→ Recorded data
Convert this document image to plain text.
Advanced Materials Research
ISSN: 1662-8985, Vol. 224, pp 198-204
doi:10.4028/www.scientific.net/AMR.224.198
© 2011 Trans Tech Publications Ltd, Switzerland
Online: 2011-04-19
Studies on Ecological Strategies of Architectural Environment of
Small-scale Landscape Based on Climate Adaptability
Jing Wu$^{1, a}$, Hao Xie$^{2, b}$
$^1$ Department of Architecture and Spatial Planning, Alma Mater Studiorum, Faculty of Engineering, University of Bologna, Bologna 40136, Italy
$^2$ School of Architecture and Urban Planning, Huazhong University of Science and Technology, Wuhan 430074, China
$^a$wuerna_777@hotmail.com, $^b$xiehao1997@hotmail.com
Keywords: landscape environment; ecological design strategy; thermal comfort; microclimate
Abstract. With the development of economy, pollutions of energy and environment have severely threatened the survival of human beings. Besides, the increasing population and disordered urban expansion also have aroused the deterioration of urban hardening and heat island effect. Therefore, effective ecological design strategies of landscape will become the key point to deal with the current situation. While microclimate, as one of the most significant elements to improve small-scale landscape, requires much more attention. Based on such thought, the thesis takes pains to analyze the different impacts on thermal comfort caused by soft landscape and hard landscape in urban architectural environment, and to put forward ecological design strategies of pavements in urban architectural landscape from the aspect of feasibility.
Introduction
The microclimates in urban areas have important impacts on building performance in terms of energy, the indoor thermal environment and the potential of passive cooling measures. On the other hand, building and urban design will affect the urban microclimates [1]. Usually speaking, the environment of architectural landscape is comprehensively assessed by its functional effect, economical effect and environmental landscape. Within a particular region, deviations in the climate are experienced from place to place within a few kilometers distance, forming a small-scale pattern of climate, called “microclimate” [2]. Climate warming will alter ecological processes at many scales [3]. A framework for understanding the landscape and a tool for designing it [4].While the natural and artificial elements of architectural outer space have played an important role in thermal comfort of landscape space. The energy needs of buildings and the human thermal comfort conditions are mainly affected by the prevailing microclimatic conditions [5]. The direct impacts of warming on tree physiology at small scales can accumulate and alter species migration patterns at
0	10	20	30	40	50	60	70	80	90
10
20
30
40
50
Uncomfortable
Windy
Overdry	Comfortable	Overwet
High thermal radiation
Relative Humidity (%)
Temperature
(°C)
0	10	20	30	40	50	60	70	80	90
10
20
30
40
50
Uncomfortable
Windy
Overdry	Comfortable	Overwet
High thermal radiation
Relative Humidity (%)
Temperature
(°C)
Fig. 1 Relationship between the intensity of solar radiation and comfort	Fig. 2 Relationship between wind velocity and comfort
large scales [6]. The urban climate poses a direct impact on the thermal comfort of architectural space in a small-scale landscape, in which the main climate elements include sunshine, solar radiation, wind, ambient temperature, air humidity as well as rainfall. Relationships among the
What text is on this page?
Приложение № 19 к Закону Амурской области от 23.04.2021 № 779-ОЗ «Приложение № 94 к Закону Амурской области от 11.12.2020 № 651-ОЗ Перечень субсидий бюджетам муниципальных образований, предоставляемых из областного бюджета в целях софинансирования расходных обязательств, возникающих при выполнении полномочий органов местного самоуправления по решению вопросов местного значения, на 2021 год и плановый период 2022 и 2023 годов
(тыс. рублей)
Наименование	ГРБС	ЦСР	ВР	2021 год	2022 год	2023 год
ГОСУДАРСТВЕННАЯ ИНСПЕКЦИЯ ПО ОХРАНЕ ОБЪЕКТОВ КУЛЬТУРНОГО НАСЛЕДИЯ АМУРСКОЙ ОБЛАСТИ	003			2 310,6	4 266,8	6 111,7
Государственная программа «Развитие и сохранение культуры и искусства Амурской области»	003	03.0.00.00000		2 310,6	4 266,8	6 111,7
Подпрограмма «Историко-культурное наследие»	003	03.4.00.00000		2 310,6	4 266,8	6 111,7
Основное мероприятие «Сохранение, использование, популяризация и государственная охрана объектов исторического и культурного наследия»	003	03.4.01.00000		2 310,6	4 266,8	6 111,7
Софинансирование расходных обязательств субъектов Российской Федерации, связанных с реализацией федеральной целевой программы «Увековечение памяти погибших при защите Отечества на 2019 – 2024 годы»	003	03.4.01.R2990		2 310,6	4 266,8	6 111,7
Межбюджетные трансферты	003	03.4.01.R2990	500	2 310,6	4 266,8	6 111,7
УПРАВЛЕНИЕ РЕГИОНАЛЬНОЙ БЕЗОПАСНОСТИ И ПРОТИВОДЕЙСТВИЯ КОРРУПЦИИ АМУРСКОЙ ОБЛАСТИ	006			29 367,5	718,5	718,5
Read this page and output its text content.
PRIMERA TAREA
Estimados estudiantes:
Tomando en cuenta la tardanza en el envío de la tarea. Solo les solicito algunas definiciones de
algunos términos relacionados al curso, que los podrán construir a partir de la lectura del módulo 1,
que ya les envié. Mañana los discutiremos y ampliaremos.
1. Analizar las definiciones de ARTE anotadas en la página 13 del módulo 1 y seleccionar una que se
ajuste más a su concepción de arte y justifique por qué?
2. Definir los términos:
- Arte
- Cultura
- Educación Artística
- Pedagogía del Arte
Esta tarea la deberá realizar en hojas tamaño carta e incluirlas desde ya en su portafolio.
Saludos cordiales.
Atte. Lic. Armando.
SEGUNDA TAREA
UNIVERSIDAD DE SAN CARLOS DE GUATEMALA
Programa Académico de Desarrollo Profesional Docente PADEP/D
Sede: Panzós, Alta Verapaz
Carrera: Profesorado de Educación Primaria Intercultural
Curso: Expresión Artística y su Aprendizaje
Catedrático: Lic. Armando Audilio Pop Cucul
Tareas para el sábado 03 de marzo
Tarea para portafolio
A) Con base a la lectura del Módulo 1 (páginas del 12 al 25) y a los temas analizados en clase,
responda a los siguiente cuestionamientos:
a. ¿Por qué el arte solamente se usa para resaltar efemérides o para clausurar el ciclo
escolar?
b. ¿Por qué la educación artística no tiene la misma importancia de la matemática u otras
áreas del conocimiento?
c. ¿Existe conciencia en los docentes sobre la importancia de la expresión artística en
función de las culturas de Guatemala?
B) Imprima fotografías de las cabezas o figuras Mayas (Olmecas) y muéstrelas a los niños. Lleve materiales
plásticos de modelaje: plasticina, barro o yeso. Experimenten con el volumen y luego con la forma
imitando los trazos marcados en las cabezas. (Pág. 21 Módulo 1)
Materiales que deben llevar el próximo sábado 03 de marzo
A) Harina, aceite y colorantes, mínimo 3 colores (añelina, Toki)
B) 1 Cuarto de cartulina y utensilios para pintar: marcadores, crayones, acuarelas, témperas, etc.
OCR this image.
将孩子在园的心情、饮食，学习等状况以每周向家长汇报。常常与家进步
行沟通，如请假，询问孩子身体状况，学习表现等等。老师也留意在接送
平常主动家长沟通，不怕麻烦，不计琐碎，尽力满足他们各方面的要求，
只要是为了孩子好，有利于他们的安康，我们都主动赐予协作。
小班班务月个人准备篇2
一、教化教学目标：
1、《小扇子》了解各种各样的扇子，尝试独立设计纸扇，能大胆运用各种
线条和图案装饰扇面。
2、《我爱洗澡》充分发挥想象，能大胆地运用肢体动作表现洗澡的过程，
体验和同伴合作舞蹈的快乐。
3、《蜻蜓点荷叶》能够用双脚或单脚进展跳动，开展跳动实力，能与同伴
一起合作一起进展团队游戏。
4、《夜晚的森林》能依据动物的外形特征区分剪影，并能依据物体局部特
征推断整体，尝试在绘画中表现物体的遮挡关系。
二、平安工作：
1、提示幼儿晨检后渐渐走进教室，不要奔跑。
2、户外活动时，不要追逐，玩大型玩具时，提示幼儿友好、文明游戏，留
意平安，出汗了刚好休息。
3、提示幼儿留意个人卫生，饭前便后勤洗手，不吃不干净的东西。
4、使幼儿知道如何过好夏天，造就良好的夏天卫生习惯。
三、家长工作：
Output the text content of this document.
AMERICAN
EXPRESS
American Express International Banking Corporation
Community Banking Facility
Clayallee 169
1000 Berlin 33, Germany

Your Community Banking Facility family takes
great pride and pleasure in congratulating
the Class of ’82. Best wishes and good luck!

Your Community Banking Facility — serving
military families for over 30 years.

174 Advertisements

→ EXERCISE DIRECTIONS
Using the records above, list each line that includes "Community".

→ SOLUTION
Community Banking Facility
Your Community Banking Facility family takes
Your Community Banking Facility — serving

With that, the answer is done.